Tally the lines of the listing that contain the word "name", then give the total and nothing else.

----- GIVEN RECORDS -----

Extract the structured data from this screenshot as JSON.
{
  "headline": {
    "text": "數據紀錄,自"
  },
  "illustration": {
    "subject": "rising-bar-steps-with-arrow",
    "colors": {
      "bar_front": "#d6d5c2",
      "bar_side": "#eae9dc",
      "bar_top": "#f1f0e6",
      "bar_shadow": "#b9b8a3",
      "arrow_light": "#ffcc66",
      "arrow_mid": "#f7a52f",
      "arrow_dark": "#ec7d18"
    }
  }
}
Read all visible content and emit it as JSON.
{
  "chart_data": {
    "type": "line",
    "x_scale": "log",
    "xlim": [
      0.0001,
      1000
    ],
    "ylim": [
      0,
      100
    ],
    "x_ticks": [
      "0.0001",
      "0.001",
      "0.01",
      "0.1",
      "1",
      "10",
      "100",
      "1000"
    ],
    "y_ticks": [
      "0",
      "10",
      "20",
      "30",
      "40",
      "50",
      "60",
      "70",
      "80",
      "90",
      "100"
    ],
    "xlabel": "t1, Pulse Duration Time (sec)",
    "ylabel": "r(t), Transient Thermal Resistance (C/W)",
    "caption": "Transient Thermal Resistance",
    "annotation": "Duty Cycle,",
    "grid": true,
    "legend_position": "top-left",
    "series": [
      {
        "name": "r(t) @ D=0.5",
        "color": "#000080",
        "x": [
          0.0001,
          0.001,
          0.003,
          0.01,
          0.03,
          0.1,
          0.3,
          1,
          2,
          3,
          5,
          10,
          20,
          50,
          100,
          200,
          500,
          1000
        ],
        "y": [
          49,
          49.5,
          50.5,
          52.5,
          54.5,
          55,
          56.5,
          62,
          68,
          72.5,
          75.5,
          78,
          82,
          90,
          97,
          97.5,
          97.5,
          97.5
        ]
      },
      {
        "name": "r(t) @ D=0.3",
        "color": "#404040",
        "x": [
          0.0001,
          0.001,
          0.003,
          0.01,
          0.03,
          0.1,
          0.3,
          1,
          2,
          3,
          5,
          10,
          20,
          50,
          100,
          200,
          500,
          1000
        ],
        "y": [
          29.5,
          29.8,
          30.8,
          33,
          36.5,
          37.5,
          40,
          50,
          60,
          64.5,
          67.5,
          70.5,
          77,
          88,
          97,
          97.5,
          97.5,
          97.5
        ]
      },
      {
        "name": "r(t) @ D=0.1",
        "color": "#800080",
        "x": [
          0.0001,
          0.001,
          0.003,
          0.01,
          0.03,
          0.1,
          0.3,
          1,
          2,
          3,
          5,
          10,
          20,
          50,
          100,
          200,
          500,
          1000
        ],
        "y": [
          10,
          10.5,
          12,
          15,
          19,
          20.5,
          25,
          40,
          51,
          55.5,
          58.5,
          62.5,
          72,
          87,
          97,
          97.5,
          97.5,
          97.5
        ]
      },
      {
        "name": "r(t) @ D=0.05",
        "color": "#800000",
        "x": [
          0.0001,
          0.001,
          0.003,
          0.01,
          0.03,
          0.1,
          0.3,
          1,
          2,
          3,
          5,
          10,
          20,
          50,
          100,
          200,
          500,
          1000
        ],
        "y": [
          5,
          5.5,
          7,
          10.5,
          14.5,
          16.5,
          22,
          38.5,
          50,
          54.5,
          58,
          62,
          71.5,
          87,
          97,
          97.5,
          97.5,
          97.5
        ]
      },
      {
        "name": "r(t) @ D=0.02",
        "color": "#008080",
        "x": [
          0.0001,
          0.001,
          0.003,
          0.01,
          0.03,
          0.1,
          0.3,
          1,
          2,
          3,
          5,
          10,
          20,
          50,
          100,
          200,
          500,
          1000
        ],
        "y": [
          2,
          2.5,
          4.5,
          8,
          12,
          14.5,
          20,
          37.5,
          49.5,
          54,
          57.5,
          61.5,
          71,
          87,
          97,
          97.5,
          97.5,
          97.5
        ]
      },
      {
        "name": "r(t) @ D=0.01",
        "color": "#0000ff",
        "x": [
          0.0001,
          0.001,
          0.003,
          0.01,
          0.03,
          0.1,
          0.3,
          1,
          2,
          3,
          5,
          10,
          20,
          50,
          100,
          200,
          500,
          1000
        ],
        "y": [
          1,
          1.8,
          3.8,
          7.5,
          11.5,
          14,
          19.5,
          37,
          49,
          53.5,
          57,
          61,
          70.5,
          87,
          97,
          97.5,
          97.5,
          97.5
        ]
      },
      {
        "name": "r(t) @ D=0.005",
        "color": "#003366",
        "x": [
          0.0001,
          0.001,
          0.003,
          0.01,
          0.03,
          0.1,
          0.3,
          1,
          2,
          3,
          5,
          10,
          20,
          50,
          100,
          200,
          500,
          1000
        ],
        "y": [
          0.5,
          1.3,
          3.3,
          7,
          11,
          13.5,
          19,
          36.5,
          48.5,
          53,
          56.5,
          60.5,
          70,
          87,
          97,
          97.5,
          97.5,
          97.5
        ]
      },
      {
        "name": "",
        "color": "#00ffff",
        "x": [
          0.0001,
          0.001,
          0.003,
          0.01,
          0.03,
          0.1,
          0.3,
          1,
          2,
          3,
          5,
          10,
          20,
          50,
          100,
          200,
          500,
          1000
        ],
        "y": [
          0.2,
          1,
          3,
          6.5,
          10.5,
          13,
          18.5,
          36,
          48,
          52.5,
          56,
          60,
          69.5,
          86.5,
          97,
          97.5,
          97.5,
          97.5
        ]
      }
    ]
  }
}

-----

[EXERCISE RESULT]: 8